(Data records)
────

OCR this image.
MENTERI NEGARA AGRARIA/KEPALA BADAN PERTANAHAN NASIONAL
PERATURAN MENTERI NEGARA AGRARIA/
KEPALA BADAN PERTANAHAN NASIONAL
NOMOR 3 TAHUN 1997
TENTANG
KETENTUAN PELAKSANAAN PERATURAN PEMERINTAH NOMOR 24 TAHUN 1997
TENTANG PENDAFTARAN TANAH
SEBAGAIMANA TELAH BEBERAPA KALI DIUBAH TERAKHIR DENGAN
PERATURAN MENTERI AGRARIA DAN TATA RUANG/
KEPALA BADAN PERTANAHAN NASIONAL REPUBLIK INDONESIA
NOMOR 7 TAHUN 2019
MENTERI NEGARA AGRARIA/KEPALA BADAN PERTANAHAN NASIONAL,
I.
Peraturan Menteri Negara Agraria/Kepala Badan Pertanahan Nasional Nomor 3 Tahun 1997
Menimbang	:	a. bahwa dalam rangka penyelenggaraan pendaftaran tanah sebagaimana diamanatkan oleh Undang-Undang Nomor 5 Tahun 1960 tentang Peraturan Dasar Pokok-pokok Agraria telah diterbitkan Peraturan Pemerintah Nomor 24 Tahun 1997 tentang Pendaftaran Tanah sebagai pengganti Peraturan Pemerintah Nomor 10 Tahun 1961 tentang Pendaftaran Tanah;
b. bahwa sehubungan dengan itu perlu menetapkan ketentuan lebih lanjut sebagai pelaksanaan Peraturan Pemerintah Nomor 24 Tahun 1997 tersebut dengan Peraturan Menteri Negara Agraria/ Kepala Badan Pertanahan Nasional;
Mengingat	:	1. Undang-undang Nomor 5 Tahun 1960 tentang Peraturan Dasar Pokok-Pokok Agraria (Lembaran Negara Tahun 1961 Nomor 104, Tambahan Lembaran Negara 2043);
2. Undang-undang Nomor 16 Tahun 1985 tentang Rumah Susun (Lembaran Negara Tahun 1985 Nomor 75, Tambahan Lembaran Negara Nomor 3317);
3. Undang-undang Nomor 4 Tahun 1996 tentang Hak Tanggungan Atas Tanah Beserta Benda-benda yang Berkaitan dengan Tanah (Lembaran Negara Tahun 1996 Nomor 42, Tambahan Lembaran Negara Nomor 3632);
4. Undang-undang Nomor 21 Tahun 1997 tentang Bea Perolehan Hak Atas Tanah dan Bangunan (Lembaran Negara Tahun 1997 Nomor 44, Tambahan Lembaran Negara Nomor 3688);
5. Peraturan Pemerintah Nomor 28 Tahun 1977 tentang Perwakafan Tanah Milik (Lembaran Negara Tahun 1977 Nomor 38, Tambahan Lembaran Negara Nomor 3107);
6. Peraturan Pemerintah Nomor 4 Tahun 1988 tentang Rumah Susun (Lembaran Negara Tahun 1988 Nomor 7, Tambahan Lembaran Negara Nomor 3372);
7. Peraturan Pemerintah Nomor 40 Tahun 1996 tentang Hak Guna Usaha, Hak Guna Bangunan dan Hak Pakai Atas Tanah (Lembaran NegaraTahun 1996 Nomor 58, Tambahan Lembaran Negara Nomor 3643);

────

> STATED PROBLEM
The records above should be returned exactly.

> TASK OUTPUT
OCR this image.
MENTERI NEGARA AGRARIA/KEPALA BADAN PERTANAHAN NASIONAL
PERATURAN MENTERI NEGARA AGRARIA/
KEPALA BADAN PERTANAHAN NASIONAL
NOMOR 3 TAHUN 1997
TENTANG
KETENTUAN PELAKSANAAN PERATURAN PEMERINTAH NOMOR 24 TAHUN 1997
TENTANG PENDAFTARAN TANAH
SEBAGAIMANA TELAH BEBERAPA KALI DIUBAH TERAKHIR DENGAN
PERATURAN MENTERI AGRARIA DAN TATA RUANG/
KEPALA BADAN PERTANAHAN NASIONAL REPUBLIK INDONESIA
NOMOR 7 TAHUN 2019
MENTERI NEGARA AGRARIA/KEPALA BADAN PERTANAHAN NASIONAL,
I.
Peraturan Menteri Negara Agraria/Kepala Badan Pertanahan Nasional Nomor 3 Tahun 1997
Menimbang	:	a. bahwa dalam rangka penyelenggaraan pendaftaran tanah sebagaimana diamanatkan oleh Undang-Undang Nomor 5 Tahun 1960 tentang Peraturan Dasar Pokok-pokok Agraria telah diterbitkan Peraturan Pemerintah Nomor 24 Tahun 1997 tentang Pendaftaran Tanah sebagai pengganti Peraturan Pemerintah Nomor 10 Tahun 1961 tentang Pendaftaran Tanah;
b. bahwa sehubungan dengan itu perlu menetapkan ketentuan lebih lanjut sebagai pelaksanaan Peraturan Pemerintah Nomor 24 Tahun 1997 tersebut dengan Peraturan Menteri Negara Agraria/ Kepala Badan Pertanahan Nasional;
Mengingat	:	1. Undang-undang Nomor 5 Tahun 1960 tentang Peraturan Dasar Pokok-Pokok Agraria (Lembaran Negara Tahun 1961 Nomor 104, Tambahan Lembaran Negara 2043);
2. Undang-undang Nomor 16 Tahun 1985 tentang Rumah Susun (Lembaran Negara Tahun 1985 Nomor 75, Tambahan Lembaran Negara Nomor 3317);
3. Undang-undang Nomor 4 Tahun 1996 tentang Hak Tanggungan Atas Tanah Beserta Benda-benda yang Berkaitan dengan Tanah (Lembaran Negara Tahun 1996 Nomor 42, Tambahan Lembaran Negara Nomor 3632);
4. Undang-undang Nomor 21 Tahun 1997 tentang Bea Perolehan Hak Atas Tanah dan Bangunan (Lembaran Negara Tahun 1997 Nomor 44, Tambahan Lembaran Negara Nomor 3688);
5. Peraturan Pemerintah Nomor 28 Tahun 1977 tentang Perwakafan Tanah Milik (Lembaran Negara Tahun 1977 Nomor 38, Tambahan Lembaran Negara Nomor 3107);
6. Peraturan Pemerintah Nomor 4 Tahun 1988 tentang Rumah Susun (Lembaran Negara Tahun 1988 Nomor 7, Tambahan Lembaran Negara Nomor 3372);
7. Peraturan Pemerintah Nomor 40 Tahun 1996 tentang Hak Guna Usaha, Hak Guna Bangunan dan Hak Pakai Atas Tanah (Lembaran NegaraTahun 1996 Nomor 58, Tambahan Lembaran Negara Nomor 3643);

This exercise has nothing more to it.